Collected data
"""
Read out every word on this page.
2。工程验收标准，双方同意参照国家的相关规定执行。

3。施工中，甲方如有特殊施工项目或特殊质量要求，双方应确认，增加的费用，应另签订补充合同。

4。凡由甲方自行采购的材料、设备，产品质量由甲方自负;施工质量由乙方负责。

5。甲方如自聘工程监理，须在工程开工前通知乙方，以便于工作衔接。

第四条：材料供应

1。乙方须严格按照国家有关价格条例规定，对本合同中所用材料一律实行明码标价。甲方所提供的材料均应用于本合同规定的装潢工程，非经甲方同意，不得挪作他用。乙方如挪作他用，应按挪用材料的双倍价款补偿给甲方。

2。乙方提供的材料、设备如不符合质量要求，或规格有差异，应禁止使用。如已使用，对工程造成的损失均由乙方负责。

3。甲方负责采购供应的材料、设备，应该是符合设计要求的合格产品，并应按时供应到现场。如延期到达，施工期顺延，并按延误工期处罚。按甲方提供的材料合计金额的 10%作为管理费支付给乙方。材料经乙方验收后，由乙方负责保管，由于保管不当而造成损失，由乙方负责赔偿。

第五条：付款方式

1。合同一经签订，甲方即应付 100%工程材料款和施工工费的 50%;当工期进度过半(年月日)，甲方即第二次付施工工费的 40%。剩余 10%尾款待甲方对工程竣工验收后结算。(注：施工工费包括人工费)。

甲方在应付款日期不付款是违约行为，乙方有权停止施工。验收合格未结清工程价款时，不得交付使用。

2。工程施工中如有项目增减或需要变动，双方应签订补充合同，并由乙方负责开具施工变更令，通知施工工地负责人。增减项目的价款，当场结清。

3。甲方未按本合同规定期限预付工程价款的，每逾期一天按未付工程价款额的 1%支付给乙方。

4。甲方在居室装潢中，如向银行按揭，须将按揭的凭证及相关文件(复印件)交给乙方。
"""
"""
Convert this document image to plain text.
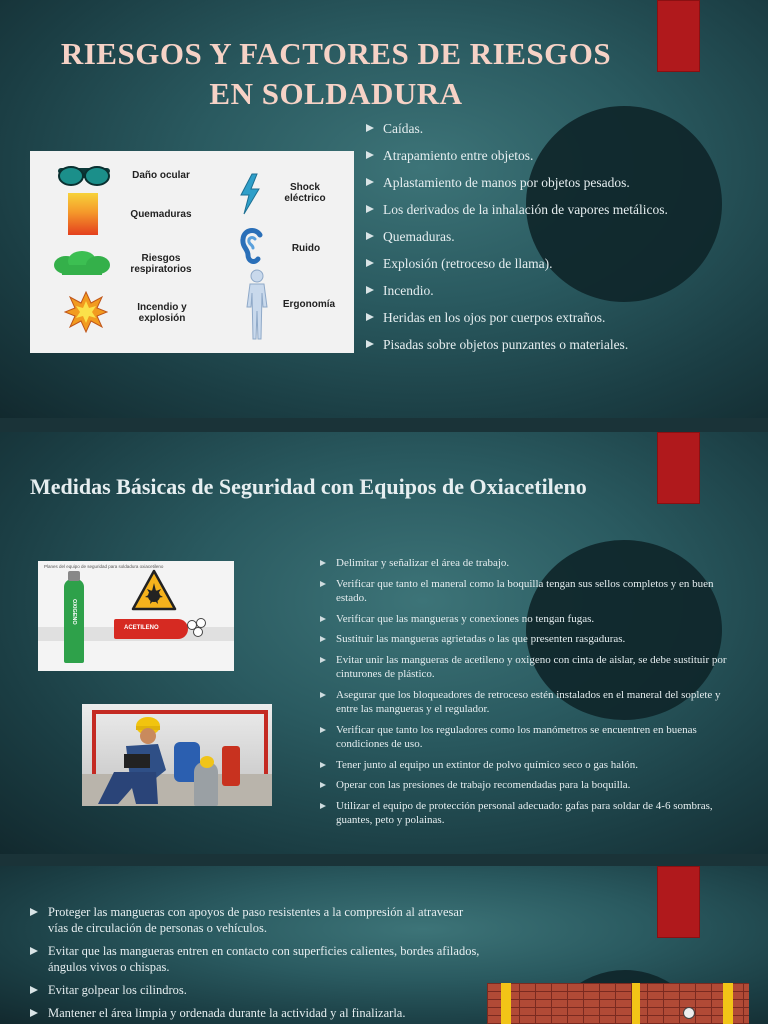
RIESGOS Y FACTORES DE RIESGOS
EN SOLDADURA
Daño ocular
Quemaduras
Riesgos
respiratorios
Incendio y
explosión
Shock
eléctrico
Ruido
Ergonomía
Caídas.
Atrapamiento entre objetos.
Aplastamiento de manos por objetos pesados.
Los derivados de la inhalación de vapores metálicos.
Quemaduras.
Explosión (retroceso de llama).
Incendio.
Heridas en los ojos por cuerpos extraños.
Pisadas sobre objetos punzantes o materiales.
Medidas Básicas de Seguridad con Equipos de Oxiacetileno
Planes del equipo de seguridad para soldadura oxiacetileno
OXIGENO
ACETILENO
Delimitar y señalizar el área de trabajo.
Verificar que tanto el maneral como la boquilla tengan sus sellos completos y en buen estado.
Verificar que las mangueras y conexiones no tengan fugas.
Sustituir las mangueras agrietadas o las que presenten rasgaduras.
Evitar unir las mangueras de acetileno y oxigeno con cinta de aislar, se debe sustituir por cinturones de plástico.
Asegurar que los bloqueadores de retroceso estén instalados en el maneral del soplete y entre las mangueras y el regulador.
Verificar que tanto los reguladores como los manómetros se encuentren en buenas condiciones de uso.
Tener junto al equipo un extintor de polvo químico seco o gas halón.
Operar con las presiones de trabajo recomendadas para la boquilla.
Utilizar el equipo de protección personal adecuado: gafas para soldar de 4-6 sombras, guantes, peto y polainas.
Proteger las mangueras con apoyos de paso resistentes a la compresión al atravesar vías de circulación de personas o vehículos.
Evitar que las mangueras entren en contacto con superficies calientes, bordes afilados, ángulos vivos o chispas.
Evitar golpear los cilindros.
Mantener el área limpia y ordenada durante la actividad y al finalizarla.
"""
TASK OBJECTIVE: Your task is to list each line of the records with the word "como".

FINAL ANSWER:
Verificar que tanto el maneral como la boquilla tengan sus sellos completos y en buen estado.
Verificar que tanto los reguladores como los manómetros se encuentren en buenas condiciones de uso.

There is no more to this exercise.